Copy each line in which the string "shown" occurs.

--- start ---

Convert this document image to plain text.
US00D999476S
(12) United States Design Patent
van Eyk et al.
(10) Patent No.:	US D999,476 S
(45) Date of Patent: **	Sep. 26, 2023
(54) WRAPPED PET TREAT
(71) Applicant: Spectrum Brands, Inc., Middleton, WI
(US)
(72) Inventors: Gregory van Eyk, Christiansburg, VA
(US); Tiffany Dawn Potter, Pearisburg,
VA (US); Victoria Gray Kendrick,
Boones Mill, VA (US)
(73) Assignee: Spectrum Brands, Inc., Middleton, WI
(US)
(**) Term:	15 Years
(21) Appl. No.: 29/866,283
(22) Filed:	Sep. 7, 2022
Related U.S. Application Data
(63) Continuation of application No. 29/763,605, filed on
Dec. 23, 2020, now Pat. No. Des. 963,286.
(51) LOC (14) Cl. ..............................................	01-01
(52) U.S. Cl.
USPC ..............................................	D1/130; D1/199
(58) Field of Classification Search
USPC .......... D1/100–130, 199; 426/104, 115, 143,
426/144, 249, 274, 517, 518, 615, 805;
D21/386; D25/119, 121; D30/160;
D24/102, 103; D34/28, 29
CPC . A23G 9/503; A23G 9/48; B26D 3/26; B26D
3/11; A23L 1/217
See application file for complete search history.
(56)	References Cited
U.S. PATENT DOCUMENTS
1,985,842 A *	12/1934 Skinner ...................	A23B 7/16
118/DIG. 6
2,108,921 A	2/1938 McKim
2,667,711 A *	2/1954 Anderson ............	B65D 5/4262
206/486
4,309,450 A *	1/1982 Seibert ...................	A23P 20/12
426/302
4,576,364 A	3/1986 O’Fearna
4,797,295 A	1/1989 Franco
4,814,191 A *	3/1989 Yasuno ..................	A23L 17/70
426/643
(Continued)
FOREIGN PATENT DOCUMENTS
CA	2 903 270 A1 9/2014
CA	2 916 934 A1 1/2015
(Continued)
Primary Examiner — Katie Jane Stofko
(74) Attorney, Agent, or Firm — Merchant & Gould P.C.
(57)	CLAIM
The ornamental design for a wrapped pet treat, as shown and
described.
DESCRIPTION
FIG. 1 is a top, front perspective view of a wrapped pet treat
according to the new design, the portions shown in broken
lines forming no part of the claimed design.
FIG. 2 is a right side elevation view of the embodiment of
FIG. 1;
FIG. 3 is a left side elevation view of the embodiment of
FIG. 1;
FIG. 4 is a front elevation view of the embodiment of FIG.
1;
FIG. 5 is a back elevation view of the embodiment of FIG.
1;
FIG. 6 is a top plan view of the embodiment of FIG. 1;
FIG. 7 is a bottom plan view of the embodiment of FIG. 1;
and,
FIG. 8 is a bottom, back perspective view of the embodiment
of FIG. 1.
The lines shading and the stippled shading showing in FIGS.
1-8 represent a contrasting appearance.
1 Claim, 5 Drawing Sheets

--- end ---

## The answer
The ornamental design for a wrapped pet treat, as shown and
according to the new design, the portions shown in broken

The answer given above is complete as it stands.